* [Set task]: Gather from the listing below each line that includes the word "sounds", and copy it.

* [Given records]:
====================

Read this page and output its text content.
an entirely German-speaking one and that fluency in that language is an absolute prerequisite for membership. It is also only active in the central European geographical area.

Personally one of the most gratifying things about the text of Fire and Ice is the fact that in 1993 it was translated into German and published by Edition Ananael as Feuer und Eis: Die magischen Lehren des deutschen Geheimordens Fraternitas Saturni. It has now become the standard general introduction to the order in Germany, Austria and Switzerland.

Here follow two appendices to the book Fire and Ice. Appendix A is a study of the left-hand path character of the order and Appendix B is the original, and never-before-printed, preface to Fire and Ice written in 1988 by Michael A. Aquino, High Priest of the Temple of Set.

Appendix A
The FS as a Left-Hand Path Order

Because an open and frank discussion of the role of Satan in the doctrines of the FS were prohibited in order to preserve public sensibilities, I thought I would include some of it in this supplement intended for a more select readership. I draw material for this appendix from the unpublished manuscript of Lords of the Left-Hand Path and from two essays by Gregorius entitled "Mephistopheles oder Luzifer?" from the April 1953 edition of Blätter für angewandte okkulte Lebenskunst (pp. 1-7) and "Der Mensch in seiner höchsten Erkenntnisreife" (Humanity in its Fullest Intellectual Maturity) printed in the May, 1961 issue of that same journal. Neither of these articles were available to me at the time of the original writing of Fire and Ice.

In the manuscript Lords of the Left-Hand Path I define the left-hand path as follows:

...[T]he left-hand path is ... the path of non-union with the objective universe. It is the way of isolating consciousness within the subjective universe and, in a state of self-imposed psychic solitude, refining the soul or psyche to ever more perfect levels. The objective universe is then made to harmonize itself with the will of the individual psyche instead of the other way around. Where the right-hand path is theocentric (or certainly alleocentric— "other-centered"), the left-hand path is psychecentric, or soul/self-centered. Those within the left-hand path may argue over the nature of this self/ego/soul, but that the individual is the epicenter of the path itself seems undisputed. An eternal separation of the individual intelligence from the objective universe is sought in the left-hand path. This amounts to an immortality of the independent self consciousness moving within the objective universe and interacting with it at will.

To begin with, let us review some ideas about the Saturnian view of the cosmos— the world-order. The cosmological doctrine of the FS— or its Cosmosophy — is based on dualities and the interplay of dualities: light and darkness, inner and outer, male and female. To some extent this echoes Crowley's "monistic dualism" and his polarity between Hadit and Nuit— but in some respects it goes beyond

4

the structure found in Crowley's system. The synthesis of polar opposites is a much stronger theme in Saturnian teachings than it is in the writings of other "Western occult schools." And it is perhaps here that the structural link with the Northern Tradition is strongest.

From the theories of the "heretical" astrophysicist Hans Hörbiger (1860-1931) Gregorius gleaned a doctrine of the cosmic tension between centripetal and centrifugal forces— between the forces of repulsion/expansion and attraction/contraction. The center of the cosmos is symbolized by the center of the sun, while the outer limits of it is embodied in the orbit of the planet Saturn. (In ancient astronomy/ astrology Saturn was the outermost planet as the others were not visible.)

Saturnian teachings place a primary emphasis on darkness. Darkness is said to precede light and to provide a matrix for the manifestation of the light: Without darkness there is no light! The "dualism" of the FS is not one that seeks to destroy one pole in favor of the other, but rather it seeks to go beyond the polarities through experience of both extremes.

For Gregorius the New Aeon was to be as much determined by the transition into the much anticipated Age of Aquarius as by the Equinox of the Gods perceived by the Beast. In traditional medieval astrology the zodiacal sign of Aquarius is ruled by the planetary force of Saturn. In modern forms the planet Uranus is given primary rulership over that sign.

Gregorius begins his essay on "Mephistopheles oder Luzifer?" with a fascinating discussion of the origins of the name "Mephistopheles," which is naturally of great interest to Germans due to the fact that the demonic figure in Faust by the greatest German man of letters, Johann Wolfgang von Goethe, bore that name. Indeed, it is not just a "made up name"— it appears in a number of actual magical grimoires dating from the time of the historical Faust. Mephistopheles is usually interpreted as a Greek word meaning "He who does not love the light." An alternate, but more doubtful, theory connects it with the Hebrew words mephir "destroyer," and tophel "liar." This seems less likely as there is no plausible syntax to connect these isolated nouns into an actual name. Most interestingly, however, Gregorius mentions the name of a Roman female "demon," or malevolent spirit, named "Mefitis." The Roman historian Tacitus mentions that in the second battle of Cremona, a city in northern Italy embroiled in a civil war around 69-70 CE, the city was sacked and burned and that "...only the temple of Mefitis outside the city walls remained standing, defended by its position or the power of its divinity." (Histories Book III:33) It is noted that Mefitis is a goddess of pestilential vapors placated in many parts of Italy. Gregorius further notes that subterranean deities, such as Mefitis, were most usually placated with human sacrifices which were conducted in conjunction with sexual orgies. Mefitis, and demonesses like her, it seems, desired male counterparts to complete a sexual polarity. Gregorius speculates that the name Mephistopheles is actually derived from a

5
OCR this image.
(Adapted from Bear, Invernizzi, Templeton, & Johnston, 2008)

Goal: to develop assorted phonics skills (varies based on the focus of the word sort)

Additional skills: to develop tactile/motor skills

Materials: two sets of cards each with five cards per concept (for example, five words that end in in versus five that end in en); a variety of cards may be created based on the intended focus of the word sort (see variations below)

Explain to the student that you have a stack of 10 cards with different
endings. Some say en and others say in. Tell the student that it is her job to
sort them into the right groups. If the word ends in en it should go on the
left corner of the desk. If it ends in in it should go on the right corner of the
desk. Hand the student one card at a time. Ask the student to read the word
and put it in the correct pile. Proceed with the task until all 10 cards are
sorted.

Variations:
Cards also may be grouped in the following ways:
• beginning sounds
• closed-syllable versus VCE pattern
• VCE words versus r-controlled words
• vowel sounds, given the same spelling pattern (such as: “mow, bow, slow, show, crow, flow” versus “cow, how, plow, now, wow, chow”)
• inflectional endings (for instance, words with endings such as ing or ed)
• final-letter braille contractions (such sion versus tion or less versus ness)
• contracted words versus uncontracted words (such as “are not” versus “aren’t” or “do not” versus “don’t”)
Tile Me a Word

====================

* [Answer to the task]:
• beginning sounds
• vowel sounds, given the same spelling pattern (such as: “mow, bow, slow, show, crow, flow” versus “cow, how, plow, now, wow, chow”)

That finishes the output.